**Exercise goal**
What is the number of lines holding the word "marché"? Write that number and nothing else.

**Provided records**

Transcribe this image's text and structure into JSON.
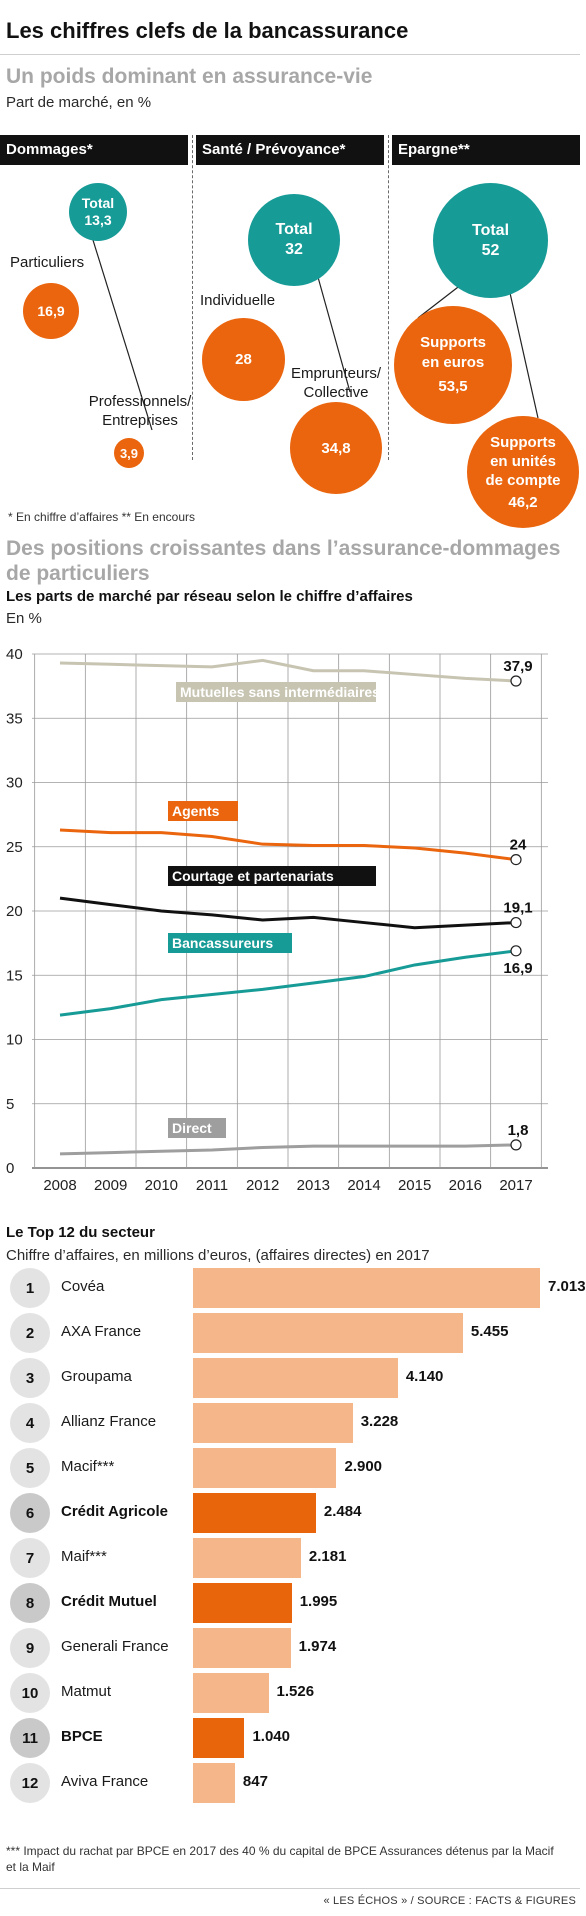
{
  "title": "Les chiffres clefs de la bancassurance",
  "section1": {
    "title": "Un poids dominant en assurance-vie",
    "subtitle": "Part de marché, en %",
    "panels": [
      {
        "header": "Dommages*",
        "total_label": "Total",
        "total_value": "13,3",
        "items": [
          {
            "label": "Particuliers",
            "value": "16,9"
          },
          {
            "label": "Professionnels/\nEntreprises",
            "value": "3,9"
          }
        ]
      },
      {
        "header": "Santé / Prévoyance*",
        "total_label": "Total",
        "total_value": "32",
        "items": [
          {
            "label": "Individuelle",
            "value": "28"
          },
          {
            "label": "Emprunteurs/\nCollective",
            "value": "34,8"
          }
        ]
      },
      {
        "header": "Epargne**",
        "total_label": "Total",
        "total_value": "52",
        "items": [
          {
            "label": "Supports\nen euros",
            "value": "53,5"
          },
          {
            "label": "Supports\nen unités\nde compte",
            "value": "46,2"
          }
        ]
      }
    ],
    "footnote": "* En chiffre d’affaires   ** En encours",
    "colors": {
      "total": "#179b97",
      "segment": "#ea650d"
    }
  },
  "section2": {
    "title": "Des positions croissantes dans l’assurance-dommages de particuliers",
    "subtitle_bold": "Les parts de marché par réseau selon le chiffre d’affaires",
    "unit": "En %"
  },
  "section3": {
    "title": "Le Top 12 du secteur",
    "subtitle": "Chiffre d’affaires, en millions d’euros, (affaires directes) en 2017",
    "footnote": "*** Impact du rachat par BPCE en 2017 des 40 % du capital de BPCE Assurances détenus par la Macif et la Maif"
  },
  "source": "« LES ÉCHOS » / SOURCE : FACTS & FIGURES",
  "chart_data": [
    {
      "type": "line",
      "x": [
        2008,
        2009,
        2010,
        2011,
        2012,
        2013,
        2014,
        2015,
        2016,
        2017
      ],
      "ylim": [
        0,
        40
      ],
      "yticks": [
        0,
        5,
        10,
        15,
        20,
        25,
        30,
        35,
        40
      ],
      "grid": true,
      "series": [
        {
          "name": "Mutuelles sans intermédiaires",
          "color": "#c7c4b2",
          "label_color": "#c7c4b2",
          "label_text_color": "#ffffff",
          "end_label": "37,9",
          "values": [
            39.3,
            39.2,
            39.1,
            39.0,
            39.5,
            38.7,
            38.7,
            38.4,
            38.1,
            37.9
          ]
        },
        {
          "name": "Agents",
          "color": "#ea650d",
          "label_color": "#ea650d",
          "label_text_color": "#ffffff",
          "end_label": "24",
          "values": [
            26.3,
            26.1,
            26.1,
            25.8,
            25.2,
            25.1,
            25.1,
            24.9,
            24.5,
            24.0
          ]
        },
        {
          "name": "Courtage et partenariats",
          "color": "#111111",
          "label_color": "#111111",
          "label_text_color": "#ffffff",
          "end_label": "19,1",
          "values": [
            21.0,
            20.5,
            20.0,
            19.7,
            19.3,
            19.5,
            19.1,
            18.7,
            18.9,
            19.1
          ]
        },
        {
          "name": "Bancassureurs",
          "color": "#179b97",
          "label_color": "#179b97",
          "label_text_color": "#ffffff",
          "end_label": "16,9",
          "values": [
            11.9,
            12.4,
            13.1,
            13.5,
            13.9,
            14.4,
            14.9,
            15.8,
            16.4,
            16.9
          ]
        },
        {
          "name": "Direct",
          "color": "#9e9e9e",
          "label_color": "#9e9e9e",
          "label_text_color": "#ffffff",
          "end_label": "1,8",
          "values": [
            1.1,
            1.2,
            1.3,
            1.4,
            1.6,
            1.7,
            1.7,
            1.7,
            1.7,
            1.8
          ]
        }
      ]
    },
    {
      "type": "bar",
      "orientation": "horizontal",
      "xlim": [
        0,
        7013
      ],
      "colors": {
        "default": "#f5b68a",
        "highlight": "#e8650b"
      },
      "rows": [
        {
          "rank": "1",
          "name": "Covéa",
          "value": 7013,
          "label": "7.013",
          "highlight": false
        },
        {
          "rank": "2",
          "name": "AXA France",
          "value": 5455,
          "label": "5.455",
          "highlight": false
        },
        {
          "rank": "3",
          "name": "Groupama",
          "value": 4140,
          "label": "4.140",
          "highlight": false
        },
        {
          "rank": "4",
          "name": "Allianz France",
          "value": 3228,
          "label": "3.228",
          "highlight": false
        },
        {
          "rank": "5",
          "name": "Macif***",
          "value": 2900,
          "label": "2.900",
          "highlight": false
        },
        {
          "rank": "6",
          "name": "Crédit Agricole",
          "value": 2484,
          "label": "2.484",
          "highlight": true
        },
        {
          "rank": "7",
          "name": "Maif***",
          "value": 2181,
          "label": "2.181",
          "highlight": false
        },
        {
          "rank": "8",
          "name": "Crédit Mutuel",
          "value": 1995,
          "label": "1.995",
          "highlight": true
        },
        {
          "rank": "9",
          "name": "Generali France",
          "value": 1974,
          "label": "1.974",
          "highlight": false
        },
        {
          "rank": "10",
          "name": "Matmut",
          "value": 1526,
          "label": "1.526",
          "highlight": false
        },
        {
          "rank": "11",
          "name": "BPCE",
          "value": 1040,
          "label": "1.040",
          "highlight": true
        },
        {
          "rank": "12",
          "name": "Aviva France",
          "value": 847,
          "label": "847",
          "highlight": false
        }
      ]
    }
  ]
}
---
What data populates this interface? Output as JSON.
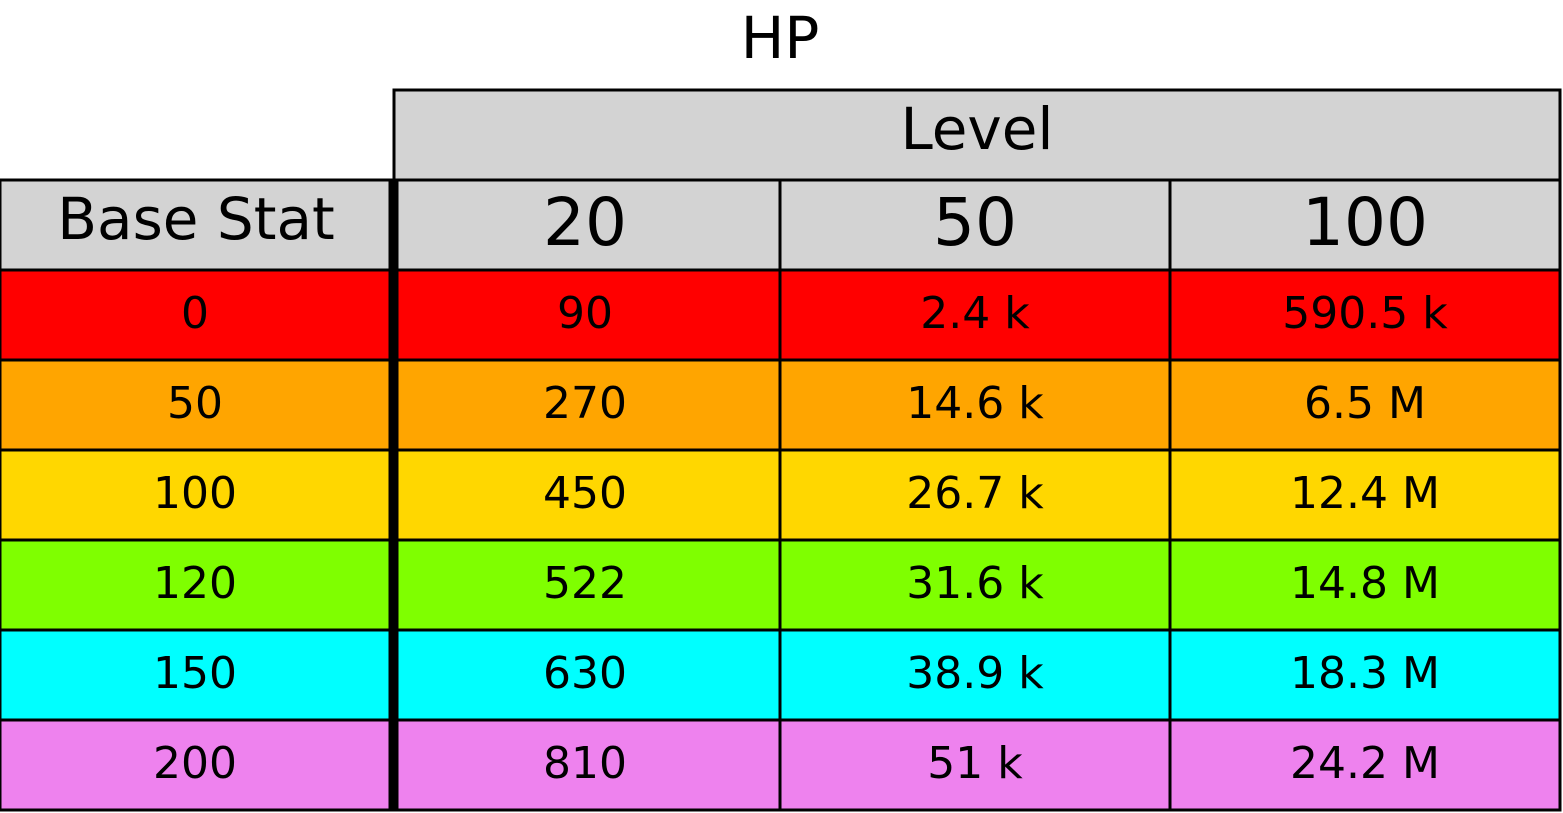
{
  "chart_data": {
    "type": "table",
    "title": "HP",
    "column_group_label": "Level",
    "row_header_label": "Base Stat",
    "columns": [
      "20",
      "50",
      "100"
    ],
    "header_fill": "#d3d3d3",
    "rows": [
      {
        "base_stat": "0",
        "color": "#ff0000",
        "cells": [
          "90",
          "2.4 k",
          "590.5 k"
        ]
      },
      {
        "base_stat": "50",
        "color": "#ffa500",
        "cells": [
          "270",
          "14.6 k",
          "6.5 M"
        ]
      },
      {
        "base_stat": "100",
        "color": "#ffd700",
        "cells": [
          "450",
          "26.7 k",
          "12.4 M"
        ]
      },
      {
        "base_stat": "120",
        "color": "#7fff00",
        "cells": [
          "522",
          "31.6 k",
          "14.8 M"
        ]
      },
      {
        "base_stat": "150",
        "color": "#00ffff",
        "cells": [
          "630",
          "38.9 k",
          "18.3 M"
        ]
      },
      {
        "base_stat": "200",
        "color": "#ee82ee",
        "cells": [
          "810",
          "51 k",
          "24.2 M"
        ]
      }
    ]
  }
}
...
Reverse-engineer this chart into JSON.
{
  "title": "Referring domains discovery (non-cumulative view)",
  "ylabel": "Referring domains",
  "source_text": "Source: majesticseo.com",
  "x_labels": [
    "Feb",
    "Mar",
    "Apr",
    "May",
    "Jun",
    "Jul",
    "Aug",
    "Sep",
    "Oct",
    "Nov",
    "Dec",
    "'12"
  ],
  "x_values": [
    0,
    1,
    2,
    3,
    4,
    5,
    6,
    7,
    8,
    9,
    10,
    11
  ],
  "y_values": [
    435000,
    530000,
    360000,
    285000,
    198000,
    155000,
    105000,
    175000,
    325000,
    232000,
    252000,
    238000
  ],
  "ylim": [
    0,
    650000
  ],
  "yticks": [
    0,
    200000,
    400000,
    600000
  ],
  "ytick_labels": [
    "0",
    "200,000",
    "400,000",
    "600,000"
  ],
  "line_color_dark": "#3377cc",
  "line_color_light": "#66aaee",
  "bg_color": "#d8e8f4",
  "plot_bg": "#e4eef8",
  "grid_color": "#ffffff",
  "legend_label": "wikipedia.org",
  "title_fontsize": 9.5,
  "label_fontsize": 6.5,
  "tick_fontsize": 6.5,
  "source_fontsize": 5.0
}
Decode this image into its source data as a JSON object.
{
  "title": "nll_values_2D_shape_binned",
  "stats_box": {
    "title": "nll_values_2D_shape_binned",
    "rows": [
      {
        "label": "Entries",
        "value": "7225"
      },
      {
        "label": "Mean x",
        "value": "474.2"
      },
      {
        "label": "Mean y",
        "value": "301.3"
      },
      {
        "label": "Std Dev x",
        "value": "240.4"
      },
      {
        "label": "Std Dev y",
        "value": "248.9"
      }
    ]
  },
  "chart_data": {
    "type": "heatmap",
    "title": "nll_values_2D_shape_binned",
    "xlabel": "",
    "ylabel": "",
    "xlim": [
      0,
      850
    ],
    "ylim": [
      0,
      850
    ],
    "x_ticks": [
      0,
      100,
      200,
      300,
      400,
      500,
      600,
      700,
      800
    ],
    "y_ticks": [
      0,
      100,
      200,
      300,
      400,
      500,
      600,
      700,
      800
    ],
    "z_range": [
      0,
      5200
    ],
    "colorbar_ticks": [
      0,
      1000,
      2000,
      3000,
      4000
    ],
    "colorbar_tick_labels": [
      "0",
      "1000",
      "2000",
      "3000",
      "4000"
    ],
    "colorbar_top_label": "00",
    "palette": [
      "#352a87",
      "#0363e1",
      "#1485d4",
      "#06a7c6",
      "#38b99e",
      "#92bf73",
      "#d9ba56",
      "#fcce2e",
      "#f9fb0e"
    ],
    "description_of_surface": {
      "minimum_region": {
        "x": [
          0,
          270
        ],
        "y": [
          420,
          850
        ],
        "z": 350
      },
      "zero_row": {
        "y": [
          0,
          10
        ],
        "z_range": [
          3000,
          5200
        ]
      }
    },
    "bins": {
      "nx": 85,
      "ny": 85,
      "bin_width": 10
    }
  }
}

**Solution to this problem**
2